EXERCISE REQUIREMENTS -> Repeat every line below exactly as it reads.

DATA SHOWN ->
+++
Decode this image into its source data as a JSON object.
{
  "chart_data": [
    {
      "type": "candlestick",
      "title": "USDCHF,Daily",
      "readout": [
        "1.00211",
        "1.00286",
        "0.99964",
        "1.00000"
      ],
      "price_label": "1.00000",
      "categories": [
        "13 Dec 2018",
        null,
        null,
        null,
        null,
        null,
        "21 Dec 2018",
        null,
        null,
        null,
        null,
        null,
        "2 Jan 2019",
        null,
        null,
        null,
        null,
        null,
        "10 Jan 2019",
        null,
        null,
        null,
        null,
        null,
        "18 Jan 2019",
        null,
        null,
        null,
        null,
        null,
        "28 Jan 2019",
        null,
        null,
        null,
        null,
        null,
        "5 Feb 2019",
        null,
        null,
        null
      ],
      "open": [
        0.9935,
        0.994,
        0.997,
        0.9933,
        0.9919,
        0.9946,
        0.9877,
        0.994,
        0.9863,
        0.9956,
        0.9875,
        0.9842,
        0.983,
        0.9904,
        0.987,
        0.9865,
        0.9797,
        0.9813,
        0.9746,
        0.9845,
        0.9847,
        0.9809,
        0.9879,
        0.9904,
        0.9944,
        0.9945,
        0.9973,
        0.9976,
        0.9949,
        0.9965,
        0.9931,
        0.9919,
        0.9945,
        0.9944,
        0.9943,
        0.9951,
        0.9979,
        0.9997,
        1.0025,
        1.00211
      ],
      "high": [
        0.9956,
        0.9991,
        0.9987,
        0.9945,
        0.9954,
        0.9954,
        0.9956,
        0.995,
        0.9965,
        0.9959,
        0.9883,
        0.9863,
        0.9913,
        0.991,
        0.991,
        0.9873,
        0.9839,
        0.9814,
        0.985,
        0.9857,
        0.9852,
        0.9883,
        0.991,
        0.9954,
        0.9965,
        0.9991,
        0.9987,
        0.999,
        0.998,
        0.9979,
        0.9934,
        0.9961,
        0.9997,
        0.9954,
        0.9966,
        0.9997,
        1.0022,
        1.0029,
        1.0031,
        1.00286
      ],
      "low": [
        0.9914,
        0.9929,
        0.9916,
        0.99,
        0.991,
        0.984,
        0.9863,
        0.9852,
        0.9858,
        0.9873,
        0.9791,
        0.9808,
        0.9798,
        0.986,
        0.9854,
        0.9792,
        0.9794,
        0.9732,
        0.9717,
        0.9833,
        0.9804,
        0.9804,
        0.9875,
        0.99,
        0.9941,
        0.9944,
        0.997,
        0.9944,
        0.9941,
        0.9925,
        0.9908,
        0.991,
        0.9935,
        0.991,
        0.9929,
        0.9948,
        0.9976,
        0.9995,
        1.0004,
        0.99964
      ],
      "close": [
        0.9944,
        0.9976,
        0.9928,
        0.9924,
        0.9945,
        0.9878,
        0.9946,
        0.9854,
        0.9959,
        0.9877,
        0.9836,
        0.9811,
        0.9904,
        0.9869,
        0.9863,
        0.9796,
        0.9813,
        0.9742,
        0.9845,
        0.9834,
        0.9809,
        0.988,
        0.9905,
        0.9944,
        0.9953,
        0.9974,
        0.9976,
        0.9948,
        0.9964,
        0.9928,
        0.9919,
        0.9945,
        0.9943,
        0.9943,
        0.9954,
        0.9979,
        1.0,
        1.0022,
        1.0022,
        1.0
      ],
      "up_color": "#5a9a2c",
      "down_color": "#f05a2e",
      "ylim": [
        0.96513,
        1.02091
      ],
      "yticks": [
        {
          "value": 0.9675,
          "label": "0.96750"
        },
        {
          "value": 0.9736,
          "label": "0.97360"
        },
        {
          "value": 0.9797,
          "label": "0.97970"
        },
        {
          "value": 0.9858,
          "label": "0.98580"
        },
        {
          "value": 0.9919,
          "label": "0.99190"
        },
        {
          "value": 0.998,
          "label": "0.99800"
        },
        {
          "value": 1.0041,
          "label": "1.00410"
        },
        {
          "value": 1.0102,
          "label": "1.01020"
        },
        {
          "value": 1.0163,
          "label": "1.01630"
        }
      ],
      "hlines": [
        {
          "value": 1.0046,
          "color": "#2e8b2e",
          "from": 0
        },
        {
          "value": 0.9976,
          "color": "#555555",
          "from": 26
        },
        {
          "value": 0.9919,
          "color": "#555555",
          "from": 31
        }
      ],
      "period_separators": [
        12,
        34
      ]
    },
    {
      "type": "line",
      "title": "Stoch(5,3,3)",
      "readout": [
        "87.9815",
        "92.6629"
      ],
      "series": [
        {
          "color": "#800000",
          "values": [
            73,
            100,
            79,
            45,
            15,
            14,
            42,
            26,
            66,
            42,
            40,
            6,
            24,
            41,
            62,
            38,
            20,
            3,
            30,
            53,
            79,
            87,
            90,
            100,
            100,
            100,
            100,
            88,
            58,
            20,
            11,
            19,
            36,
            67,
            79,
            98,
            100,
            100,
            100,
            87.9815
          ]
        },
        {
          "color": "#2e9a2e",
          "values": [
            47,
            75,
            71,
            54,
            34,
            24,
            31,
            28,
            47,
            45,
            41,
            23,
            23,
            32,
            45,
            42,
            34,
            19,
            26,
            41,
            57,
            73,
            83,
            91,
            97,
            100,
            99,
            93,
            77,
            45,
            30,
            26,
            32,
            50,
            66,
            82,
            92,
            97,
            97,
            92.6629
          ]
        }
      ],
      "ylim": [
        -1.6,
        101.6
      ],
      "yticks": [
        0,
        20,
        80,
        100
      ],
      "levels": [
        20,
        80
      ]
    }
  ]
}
+++
SOLUTION ->
Decode this image into its source data as a JSON object.
{
  "chart_data": [
    {
      "type": "candlestick",
      "title": "USDCHF,Daily",
      "readout": [
        "1.00211",
        "1.00286",
        "0.99964",
        "1.00000"
      ],
      "price_label": "1.00000",
      "categories": [
        "13 Dec 2018",
        null,
        null,
        null,
        null,
        null,
        "21 Dec 2018",
        null,
        null,
        null,
        null,
        null,
        "2 Jan 2019",
        null,
        null,
        null,
        null,
        null,
        "10 Jan 2019",
        null,
        null,
        null,
        null,
        null,
        "18 Jan 2019",
        null,
        null,
        null,
        null,
        null,
        "28 Jan 2019",
        null,
        null,
        null,
        null,
        null,
        "5 Feb 2019",
        null,
        null,
        null
      ],
      "open": [
        0.9935,
        0.994,
        0.997,
        0.9933,
        0.9919,
        0.9946,
        0.9877,
        0.994,
        0.9863,
        0.9956,
        0.9875,
        0.9842,
        0.983,
        0.9904,
        0.987,
        0.9865,
        0.9797,
        0.9813,
        0.9746,
        0.9845,
        0.9847,
        0.9809,
        0.9879,
        0.9904,
        0.9944,
        0.9945,
        0.9973,
        0.9976,
        0.9949,
        0.9965,
        0.9931,
        0.9919,
        0.9945,
        0.9944,
        0.9943,
        0.9951,
        0.9979,
        0.9997,
        1.0025,
        1.00211
      ],
      "high": [
        0.9956,
        0.9991,
        0.9987,
        0.9945,
        0.9954,
        0.9954,
        0.9956,
        0.995,
        0.9965,
        0.9959,
        0.9883,
        0.9863,
        0.9913,
        0.991,
        0.991,
        0.9873,
        0.9839,
        0.9814,
        0.985,
        0.9857,
        0.9852,
        0.9883,
        0.991,
        0.9954,
        0.9965,
        0.9991,
        0.9987,
        0.999,
        0.998,
        0.9979,
        0.9934,
        0.9961,
        0.9997,
        0.9954,
        0.9966,
        0.9997,
        1.0022,
        1.0029,
        1.0031,
        1.00286
      ],
      "low": [
        0.9914,
        0.9929,
        0.9916,
        0.99,
        0.991,
        0.984,
        0.9863,
        0.9852,
        0.9858,
        0.9873,
        0.9791,
        0.9808,
        0.9798,
        0.986,
        0.9854,
        0.9792,
        0.9794,
        0.9732,
        0.9717,
        0.9833,
        0.9804,
        0.9804,
        0.9875,
        0.99,
        0.9941,
        0.9944,
        0.997,
        0.9944,
        0.9941,
        0.9925,
        0.9908,
        0.991,
        0.9935,
        0.991,
        0.9929,
        0.9948,
        0.9976,
        0.9995,
        1.0004,
        0.99964
      ],
      "close": [
        0.9944,
        0.9976,
        0.9928,
        0.9924,
        0.9945,
        0.9878,
        0.9946,
        0.9854,
        0.9959,
        0.9877,
        0.9836,
        0.9811,
        0.9904,
        0.9869,
        0.9863,
        0.9796,
        0.9813,
        0.9742,
        0.9845,
        0.9834,
        0.9809,
        0.988,
        0.9905,
        0.9944,
        0.9953,
        0.9974,
        0.9976,
        0.9948,
        0.9964,
        0.9928,
        0.9919,
        0.9945,
        0.9943,
        0.9943,
        0.9954,
        0.9979,
        1.0,
        1.0022,
        1.0022,
        1.0
      ],
      "up_color": "#5a9a2c",
      "down_color": "#f05a2e",
      "ylim": [
        0.96513,
        1.02091
      ],
      "yticks": [
        {
          "value": 0.9675,
          "label": "0.96750"
        },
        {
          "value": 0.9736,
          "label": "0.97360"
        },
        {
          "value": 0.9797,
          "label": "0.97970"
        },
        {
          "value": 0.9858,
          "label": "0.98580"
        },
        {
          "value": 0.9919,
          "label": "0.99190"
        },
        {
          "value": 0.998,
          "label": "0.99800"
        },
        {
          "value": 1.0041,
          "label": "1.00410"
        },
        {
          "value": 1.0102,
          "label": "1.01020"
        },
        {
          "value": 1.0163,
          "label": "1.01630"
        }
      ],
      "hlines": [
        {
          "value": 1.0046,
          "color": "#2e8b2e",
          "from": 0
        },
        {
          "value": 0.9976,
          "color": "#555555",
          "from": 26
        },
        {
          "value": 0.9919,
          "color": "#555555",
          "from": 31
        }
      ],
      "period_separators": [
        12,
        34
      ]
    },
    {
      "type": "line",
      "title": "Stoch(5,3,3)",
      "readout": [
        "87.9815",
        "92.6629"
      ],
      "series": [
        {
          "color": "#800000",
          "values": [
            73,
            100,
            79,
            45,
            15,
            14,
            42,
            26,
            66,
            42,
            40,
            6,
            24,
            41,
            62,
            38,
            20,
            3,
            30,
            53,
            79,
            87,
            90,
            100,
            100,
            100,
            100,
            88,
            58,
            20,
            11,
            19,
            36,
            67,
            79,
            98,
            100,
            100,
            100,
            87.9815
          ]
        },
        {
          "color": "#2e9a2e",
          "values": [
            47,
            75,
            71,
            54,
            34,
            24,
            31,
            28,
            47,
            45,
            41,
            23,
            23,
            32,
            45,
            42,
            34,
            19,
            26,
            41,
            57,
            73,
            83,
            91,
            97,
            100,
            99,
            93,
            77,
            45,
            30,
            26,
            32,
            50,
            66,
            82,
            92,
            97,
            97,
            92.6629
          ]
        }
      ],
      "ylim": [
        -1.6,
        101.6
      ],
      "yticks": [
        0,
        20,
        80,
        100
      ],
      "levels": [
        20,
        80
      ]
    }
  ]
}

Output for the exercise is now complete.